** BEGIN EXCERPTED RECORDS **

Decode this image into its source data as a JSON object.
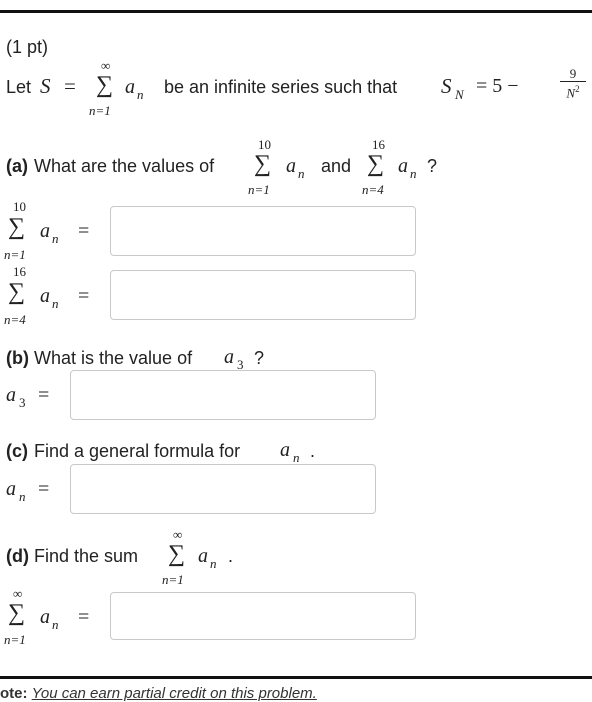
{
  "header": {
    "points": "(1 pt)"
  },
  "intro": {
    "let": "Let",
    "S": "S",
    "eq": "=",
    "sum_upper": "∞",
    "sum_lower": "n=1",
    "a": "a",
    "sub_n": "n",
    "text": "be an infinite series such that",
    "SN": "S",
    "SN_sub": "N",
    "eq2": "= 5 −",
    "frac_num": "9",
    "frac_den": "N",
    "frac_den_exp": "2"
  },
  "part_a": {
    "label": "(a)",
    "text": "What are the values of",
    "and": "and",
    "q": "?",
    "sum1_upper": "10",
    "sum1_lower": "n=1",
    "sum2_upper": "16",
    "sum2_lower": "n=4",
    "a": "a",
    "sub_n": "n",
    "eq": "=",
    "input1_value": "",
    "input2_value": ""
  },
  "part_b": {
    "label": "(b)",
    "text": "What is the value of",
    "a": "a",
    "sub": "3",
    "q": "?",
    "eq": "=",
    "input_value": ""
  },
  "part_c": {
    "label": "(c)",
    "text": "Find a general formula for",
    "a": "a",
    "sub": "n",
    "period": ".",
    "eq": "=",
    "input_value": ""
  },
  "part_d": {
    "label": "(d)",
    "text": "Find the sum",
    "sum_upper": "∞",
    "sum_lower": "n=1",
    "a": "a",
    "sub": "n",
    "period": ".",
    "eq": "=",
    "input_value": ""
  },
  "footer": {
    "note_label": "ote:",
    "note_text": "You can earn partial credit on this problem."
  }
}
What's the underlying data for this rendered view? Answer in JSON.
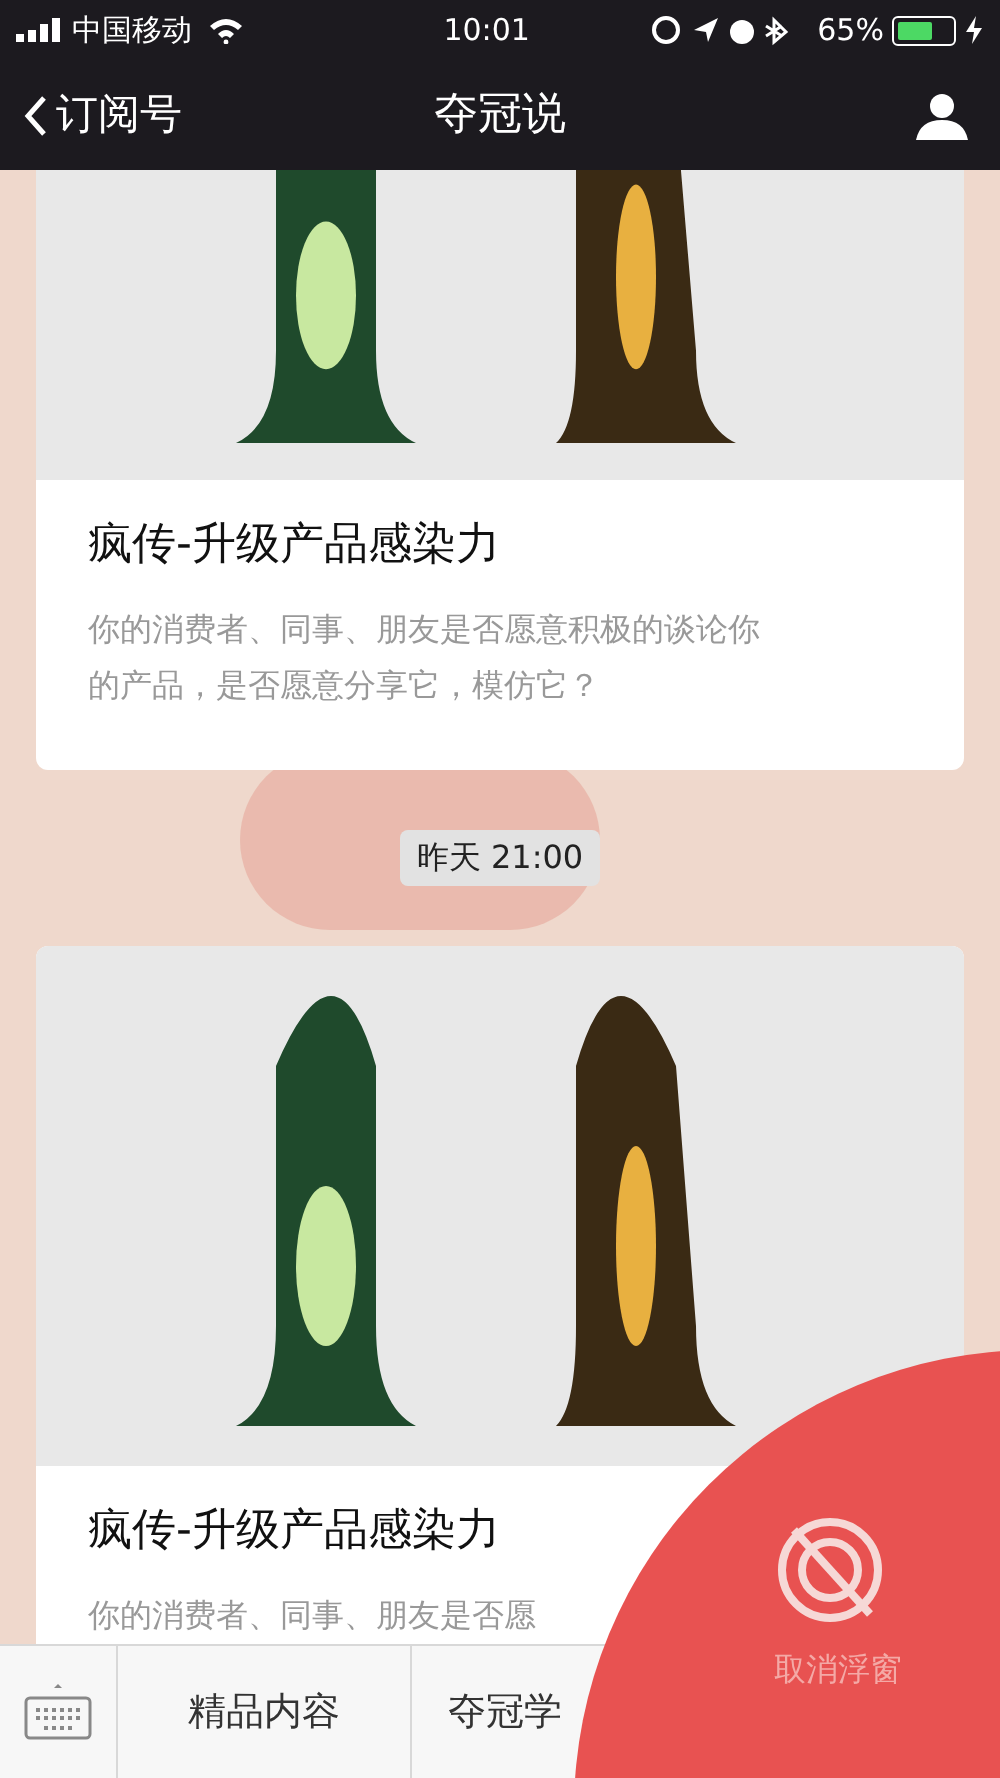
{
  "status_bar": {
    "carrier": "中国移动",
    "time": "10:01",
    "battery_text": "65%",
    "battery": {
      "level": 0.65
    }
  },
  "nav": {
    "back_label": "订阅号",
    "title": "夺冠说"
  },
  "messages": [
    {
      "kind": "article",
      "title": "疯传-升级产品感染力",
      "description": [
        "你的消费者、同事、朋友是否愿意积极的谈论你",
        "的产品，是否愿意分享它，模仿它？"
      ]
    },
    {
      "kind": "timestamp",
      "text": "昨天 21:00"
    },
    {
      "kind": "article",
      "title": "疯传-升级产品感染力",
      "description": [
        "你的消费者、同事、朋友是否愿"
      ]
    }
  ],
  "bottom_menu": [
    "精品内容",
    "夺冠学"
  ],
  "floating_window": {
    "label": "取消浮窗"
  }
}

** END EXCERPTED RECORDS **

→ GIVEN EXERCISE:
From start to finish, output the listing exactly, but omit its pictures.

→ EXERCISE RESPONSE:
Decode this image into its source data as a JSON object.
{
  "header": {
    "points": "(1 pt)"
  },
  "intro": {
    "let": "Let",
    "S": "S",
    "eq": "=",
    "sum_upper": "∞",
    "sum_lower": "n=1",
    "a": "a",
    "sub_n": "n",
    "text": "be an infinite series such that",
    "SN": "S",
    "SN_sub": "N",
    "eq2": "= 5 −",
    "frac_num": "9",
    "frac_den": "N",
    "frac_den_exp": "2"
  },
  "part_a": {
    "label": "(a)",
    "text": "What are the values of",
    "and": "and",
    "q": "?",
    "sum1_upper": "10",
    "sum1_lower": "n=1",
    "sum2_upper": "16",
    "sum2_lower": "n=4",
    "a": "a",
    "sub_n": "n",
    "eq": "=",
    "input1_value": "",
    "input2_value": ""
  },
  "part_b": {
    "label": "(b)",
    "text": "What is the value of",
    "a": "a",
    "sub": "3",
    "q": "?",
    "eq": "=",
    "input_value": ""
  },
  "part_c": {
    "label": "(c)",
    "text": "Find a general formula for",
    "a": "a",
    "sub": "n",
    "period": ".",
    "eq": "=",
    "input_value": ""
  },
  "part_d": {
    "label": "(d)",
    "text": "Find the sum",
    "sum_upper": "∞",
    "sum_lower": "n=1",
    "a": "a",
    "sub": "n",
    "period": ".",
    "eq": "=",
    "input_value": ""
  },
  "footer": {
    "note_label": "ote:",
    "note_text": "You can earn partial credit on this problem."
  }
}
What's the underlying data for this rendered view? Answer in JSON.
{
  "status_bar": {
    "carrier": "中国移动",
    "time": "10:01",
    "battery_text": "65%",
    "battery": {
      "level": 0.65
    }
  },
  "nav": {
    "back_label": "订阅号",
    "title": "夺冠说"
  },
  "messages": [
    {
      "kind": "article",
      "title": "疯传-升级产品感染力",
      "description": [
        "你的消费者、同事、朋友是否愿意积极的谈论你",
        "的产品，是否愿意分享它，模仿它？"
      ]
    },
    {
      "kind": "timestamp",
      "text": "昨天 21:00"
    },
    {
      "kind": "article",
      "title": "疯传-升级产品感染力",
      "description": [
        "你的消费者、同事、朋友是否愿"
      ]
    }
  ],
  "bottom_menu": [
    "精品内容",
    "夺冠学"
  ],
  "floating_window": {
    "label": "取消浮窗"
  }
}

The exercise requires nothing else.